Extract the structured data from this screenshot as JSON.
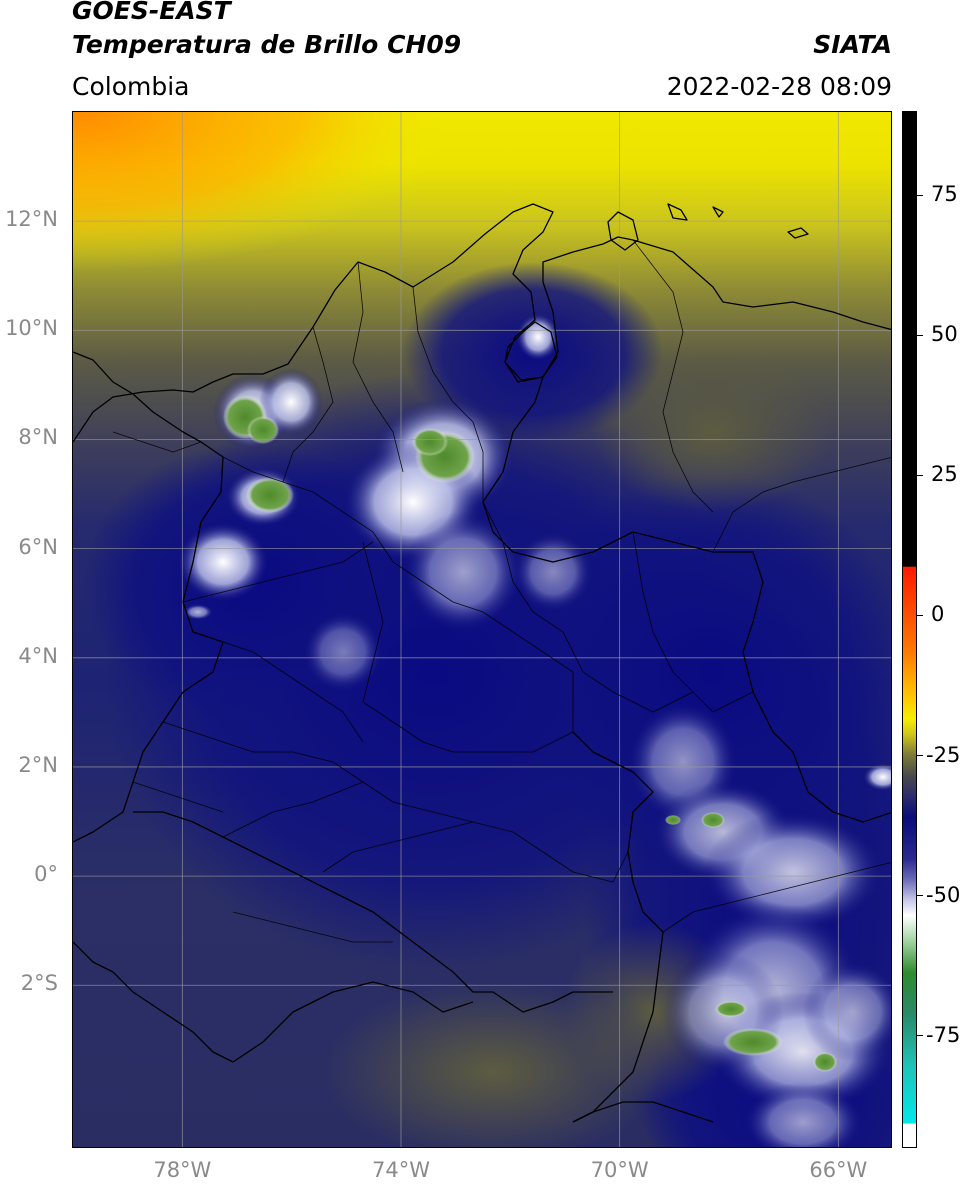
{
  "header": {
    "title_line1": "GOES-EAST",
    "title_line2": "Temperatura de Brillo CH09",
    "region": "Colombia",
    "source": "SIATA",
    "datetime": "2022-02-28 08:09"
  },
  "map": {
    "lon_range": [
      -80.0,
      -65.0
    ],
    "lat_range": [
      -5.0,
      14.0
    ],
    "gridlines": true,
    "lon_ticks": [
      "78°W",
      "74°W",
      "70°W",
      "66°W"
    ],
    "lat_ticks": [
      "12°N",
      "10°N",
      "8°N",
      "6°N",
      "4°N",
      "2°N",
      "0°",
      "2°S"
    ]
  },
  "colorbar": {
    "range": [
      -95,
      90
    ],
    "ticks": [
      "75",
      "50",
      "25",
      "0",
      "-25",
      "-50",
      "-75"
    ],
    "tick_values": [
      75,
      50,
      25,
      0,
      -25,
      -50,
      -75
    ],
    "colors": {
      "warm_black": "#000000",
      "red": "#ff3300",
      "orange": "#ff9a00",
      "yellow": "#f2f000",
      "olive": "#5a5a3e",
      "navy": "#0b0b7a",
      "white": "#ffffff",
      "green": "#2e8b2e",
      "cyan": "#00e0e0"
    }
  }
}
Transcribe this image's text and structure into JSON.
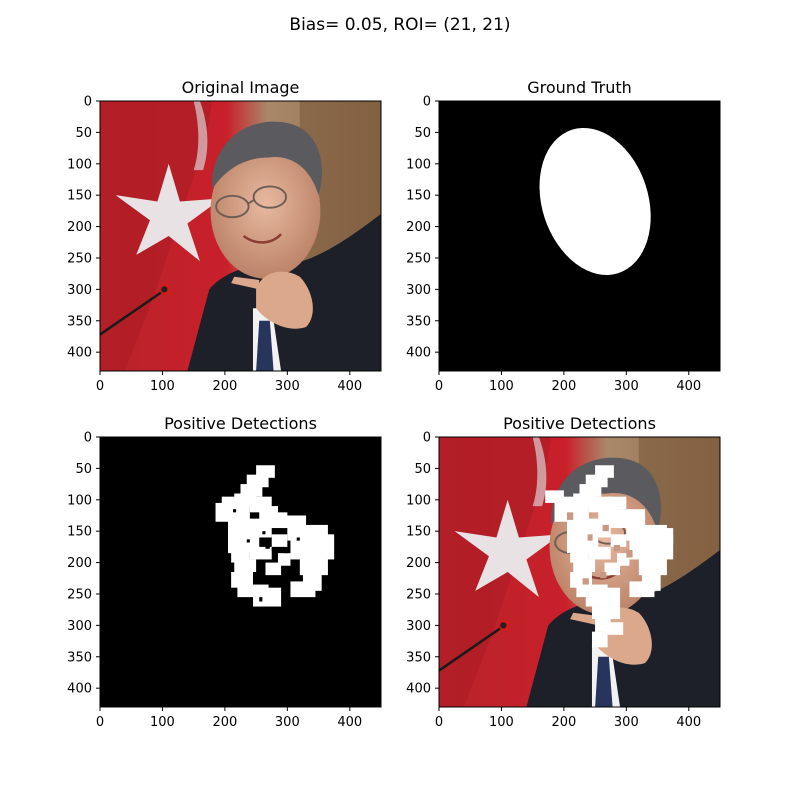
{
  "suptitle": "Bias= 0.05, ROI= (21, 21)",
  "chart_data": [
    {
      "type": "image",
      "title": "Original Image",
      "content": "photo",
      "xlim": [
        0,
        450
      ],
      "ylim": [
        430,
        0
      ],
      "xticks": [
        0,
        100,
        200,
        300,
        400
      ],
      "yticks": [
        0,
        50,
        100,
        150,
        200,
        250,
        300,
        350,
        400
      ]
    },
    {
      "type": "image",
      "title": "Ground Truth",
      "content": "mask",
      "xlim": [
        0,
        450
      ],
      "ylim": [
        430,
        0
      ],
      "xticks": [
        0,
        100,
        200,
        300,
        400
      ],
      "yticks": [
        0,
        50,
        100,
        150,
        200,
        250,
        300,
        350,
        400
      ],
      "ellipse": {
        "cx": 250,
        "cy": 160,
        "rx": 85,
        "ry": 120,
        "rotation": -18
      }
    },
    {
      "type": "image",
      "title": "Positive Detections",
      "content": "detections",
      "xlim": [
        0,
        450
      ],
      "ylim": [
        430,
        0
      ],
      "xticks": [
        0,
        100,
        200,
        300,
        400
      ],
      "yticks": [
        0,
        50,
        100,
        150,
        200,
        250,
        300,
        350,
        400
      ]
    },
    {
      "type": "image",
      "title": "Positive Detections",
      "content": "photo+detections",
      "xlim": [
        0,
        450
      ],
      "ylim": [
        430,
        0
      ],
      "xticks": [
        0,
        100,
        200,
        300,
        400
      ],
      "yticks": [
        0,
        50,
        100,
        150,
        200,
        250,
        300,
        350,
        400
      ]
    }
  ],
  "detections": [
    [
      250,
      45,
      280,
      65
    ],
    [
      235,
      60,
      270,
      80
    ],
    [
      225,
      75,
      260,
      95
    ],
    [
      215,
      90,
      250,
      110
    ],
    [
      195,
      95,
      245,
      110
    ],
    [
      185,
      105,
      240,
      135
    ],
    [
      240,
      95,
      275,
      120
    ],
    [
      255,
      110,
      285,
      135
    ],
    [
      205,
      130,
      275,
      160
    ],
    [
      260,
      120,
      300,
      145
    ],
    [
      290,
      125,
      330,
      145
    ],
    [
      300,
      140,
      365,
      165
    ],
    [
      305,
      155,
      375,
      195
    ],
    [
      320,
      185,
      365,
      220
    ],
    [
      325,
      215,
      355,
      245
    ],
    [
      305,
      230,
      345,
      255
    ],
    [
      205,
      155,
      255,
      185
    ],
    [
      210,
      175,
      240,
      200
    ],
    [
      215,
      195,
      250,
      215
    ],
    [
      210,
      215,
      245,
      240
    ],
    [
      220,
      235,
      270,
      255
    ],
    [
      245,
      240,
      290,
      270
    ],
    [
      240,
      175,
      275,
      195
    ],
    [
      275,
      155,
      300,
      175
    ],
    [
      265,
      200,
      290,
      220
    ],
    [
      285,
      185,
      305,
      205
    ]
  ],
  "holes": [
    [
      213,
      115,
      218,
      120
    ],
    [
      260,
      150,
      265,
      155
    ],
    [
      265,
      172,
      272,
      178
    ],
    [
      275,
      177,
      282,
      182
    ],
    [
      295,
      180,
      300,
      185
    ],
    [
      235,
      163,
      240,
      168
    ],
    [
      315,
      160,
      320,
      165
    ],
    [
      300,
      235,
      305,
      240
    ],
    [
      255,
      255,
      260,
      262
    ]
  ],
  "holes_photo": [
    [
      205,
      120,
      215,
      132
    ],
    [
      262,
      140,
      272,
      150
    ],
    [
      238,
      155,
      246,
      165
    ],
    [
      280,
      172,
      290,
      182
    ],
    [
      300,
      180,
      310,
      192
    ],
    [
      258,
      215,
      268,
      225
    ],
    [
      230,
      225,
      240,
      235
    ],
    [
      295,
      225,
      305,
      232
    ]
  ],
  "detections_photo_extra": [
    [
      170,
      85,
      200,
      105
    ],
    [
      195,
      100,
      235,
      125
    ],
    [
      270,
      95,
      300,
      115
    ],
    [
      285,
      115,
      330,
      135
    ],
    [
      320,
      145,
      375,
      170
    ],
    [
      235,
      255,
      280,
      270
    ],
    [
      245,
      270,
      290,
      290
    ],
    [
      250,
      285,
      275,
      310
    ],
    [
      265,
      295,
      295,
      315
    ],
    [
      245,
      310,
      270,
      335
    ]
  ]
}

§ REQUIRED WORK
Restate the data above exactly, stripping out each image.

§ OUTPUT
Extract the structured data from this screenshot as JSON.
{
  "header": {
    "title_line1": "GOES-EAST",
    "title_line2": "Temperatura de Brillo CH09",
    "region": "Colombia",
    "source": "SIATA",
    "datetime": "2022-02-28 08:09"
  },
  "map": {
    "lon_range": [
      -80.0,
      -65.0
    ],
    "lat_range": [
      -5.0,
      14.0
    ],
    "gridlines": true,
    "lon_ticks": [
      "78°W",
      "74°W",
      "70°W",
      "66°W"
    ],
    "lat_ticks": [
      "12°N",
      "10°N",
      "8°N",
      "6°N",
      "4°N",
      "2°N",
      "0°",
      "2°S"
    ]
  },
  "colorbar": {
    "range": [
      -95,
      90
    ],
    "ticks": [
      "75",
      "50",
      "25",
      "0",
      "-25",
      "-50",
      "-75"
    ],
    "tick_values": [
      75,
      50,
      25,
      0,
      -25,
      -50,
      -75
    ],
    "colors": {
      "warm_black": "#000000",
      "red": "#ff3300",
      "orange": "#ff9a00",
      "yellow": "#f2f000",
      "olive": "#5a5a3e",
      "navy": "#0b0b7a",
      "white": "#ffffff",
      "green": "#2e8b2e",
      "cyan": "#00e0e0"
    }
  }
}
Transcribe this image's text and structure into JSON.
{
  "suptitle": "Bias= 0.05, ROI= (21, 21)",
  "chart_data": [
    {
      "type": "image",
      "title": "Original Image",
      "content": "photo",
      "xlim": [
        0,
        450
      ],
      "ylim": [
        430,
        0
      ],
      "xticks": [
        0,
        100,
        200,
        300,
        400
      ],
      "yticks": [
        0,
        50,
        100,
        150,
        200,
        250,
        300,
        350,
        400
      ]
    },
    {
      "type": "image",
      "title": "Ground Truth",
      "content": "mask",
      "xlim": [
        0,
        450
      ],
      "ylim": [
        430,
        0
      ],
      "xticks": [
        0,
        100,
        200,
        300,
        400
      ],
      "yticks": [
        0,
        50,
        100,
        150,
        200,
        250,
        300,
        350,
        400
      ],
      "ellipse": {
        "cx": 250,
        "cy": 160,
        "rx": 85,
        "ry": 120,
        "rotation": -18
      }
    },
    {
      "type": "image",
      "title": "Positive Detections",
      "content": "detections",
      "xlim": [
        0,
        450
      ],
      "ylim": [
        430,
        0
      ],
      "xticks": [
        0,
        100,
        200,
        300,
        400
      ],
      "yticks": [
        0,
        50,
        100,
        150,
        200,
        250,
        300,
        350,
        400
      ]
    },
    {
      "type": "image",
      "title": "Positive Detections",
      "content": "photo+detections",
      "xlim": [
        0,
        450
      ],
      "ylim": [
        430,
        0
      ],
      "xticks": [
        0,
        100,
        200,
        300,
        400
      ],
      "yticks": [
        0,
        50,
        100,
        150,
        200,
        250,
        300,
        350,
        400
      ]
    }
  ],
  "detections": [
    [
      250,
      45,
      280,
      65
    ],
    [
      235,
      60,
      270,
      80
    ],
    [
      225,
      75,
      260,
      95
    ],
    [
      215,
      90,
      250,
      110
    ],
    [
      195,
      95,
      245,
      110
    ],
    [
      185,
      105,
      240,
      135
    ],
    [
      240,
      95,
      275,
      120
    ],
    [
      255,
      110,
      285,
      135
    ],
    [
      205,
      130,
      275,
      160
    ],
    [
      260,
      120,
      300,
      145
    ],
    [
      290,
      125,
      330,
      145
    ],
    [
      300,
      140,
      365,
      165
    ],
    [
      305,
      155,
      375,
      195
    ],
    [
      320,
      185,
      365,
      220
    ],
    [
      325,
      215,
      355,
      245
    ],
    [
      305,
      230,
      345,
      255
    ],
    [
      205,
      155,
      255,
      185
    ],
    [
      210,
      175,
      240,
      200
    ],
    [
      215,
      195,
      250,
      215
    ],
    [
      210,
      215,
      245,
      240
    ],
    [
      220,
      235,
      270,
      255
    ],
    [
      245,
      240,
      290,
      270
    ],
    [
      240,
      175,
      275,
      195
    ],
    [
      275,
      155,
      300,
      175
    ],
    [
      265,
      200,
      290,
      220
    ],
    [
      285,
      185,
      305,
      205
    ]
  ],
  "holes": [
    [
      213,
      115,
      218,
      120
    ],
    [
      260,
      150,
      265,
      155
    ],
    [
      265,
      172,
      272,
      178
    ],
    [
      275,
      177,
      282,
      182
    ],
    [
      295,
      180,
      300,
      185
    ],
    [
      235,
      163,
      240,
      168
    ],
    [
      315,
      160,
      320,
      165
    ],
    [
      300,
      235,
      305,
      240
    ],
    [
      255,
      255,
      260,
      262
    ]
  ],
  "holes_photo": [
    [
      205,
      120,
      215,
      132
    ],
    [
      262,
      140,
      272,
      150
    ],
    [
      238,
      155,
      246,
      165
    ],
    [
      280,
      172,
      290,
      182
    ],
    [
      300,
      180,
      310,
      192
    ],
    [
      258,
      215,
      268,
      225
    ],
    [
      230,
      225,
      240,
      235
    ],
    [
      295,
      225,
      305,
      232
    ]
  ],
  "detections_photo_extra": [
    [
      170,
      85,
      200,
      105
    ],
    [
      195,
      100,
      235,
      125
    ],
    [
      270,
      95,
      300,
      115
    ],
    [
      285,
      115,
      330,
      135
    ],
    [
      320,
      145,
      375,
      170
    ],
    [
      235,
      255,
      280,
      270
    ],
    [
      245,
      270,
      290,
      290
    ],
    [
      250,
      285,
      275,
      310
    ],
    [
      265,
      295,
      295,
      315
    ],
    [
      245,
      310,
      270,
      335
    ]
  ]
}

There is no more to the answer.